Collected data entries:

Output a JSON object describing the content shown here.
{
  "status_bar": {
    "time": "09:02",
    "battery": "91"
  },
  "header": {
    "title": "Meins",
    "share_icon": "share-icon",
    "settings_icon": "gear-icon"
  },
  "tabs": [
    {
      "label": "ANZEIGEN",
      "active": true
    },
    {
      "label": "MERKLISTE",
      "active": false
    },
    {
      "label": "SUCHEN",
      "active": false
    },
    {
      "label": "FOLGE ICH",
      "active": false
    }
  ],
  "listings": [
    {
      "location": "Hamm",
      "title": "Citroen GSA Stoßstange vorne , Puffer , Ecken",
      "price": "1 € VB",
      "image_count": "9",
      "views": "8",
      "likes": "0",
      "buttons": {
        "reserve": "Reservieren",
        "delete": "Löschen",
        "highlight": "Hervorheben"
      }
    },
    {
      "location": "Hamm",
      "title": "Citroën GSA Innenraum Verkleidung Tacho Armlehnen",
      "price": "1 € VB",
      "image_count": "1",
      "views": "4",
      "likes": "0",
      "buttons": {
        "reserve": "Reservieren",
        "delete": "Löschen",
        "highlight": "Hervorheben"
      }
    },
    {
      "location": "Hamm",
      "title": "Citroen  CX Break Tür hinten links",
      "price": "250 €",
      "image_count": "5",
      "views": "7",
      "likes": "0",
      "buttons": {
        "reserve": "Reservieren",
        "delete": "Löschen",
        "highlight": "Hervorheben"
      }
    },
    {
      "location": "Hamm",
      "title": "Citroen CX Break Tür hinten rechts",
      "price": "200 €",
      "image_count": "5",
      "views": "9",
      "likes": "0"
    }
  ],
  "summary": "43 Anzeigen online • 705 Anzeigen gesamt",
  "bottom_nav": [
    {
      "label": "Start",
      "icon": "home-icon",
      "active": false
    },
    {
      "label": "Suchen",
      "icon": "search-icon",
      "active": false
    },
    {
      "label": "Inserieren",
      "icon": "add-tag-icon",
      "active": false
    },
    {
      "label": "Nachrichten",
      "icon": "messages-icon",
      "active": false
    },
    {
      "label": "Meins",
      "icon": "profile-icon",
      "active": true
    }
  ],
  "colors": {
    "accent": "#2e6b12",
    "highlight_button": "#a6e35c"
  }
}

### Given exercise
Recopy the whole listing exactly.

### Exercise response
Output a JSON object describing the content shown here.
{
  "status_bar": {
    "time": "09:02",
    "battery": "91"
  },
  "header": {
    "title": "Meins",
    "share_icon": "share-icon",
    "settings_icon": "gear-icon"
  },
  "tabs": [
    {
      "label": "ANZEIGEN",
      "active": true
    },
    {
      "label": "MERKLISTE",
      "active": false
    },
    {
      "label": "SUCHEN",
      "active": false
    },
    {
      "label": "FOLGE ICH",
      "active": false
    }
  ],
  "listings": [
    {
      "location": "Hamm",
      "title": "Citroen GSA Stoßstange vorne , Puffer , Ecken",
      "price": "1 € VB",
      "image_count": "9",
      "views": "8",
      "likes": "0",
      "buttons": {
        "reserve": "Reservieren",
        "delete": "Löschen",
        "highlight": "Hervorheben"
      }
    },
    {
      "location": "Hamm",
      "title": "Citroën GSA Innenraum Verkleidung Tacho Armlehnen",
      "price": "1 € VB",
      "image_count": "1",
      "views": "4",
      "likes": "0",
      "buttons": {
        "reserve": "Reservieren",
        "delete": "Löschen",
        "highlight": "Hervorheben"
      }
    },
    {
      "location": "Hamm",
      "title": "Citroen  CX Break Tür hinten links",
      "price": "250 €",
      "image_count": "5",
      "views": "7",
      "likes": "0",
      "buttons": {
        "reserve": "Reservieren",
        "delete": "Löschen",
        "highlight": "Hervorheben"
      }
    },
    {
      "location": "Hamm",
      "title": "Citroen CX Break Tür hinten rechts",
      "price": "200 €",
      "image_count": "5",
      "views": "9",
      "likes": "0"
    }
  ],
  "summary": "43 Anzeigen online • 705 Anzeigen gesamt",
  "bottom_nav": [
    {
      "label": "Start",
      "icon": "home-icon",
      "active": false
    },
    {
      "label": "Suchen",
      "icon": "search-icon",
      "active": false
    },
    {
      "label": "Inserieren",
      "icon": "add-tag-icon",
      "active": false
    },
    {
      "label": "Nachrichten",
      "icon": "messages-icon",
      "active": false
    },
    {
      "label": "Meins",
      "icon": "profile-icon",
      "active": true
    }
  ],
  "colors": {
    "accent": "#2e6b12",
    "highlight_button": "#a6e35c"
  }
}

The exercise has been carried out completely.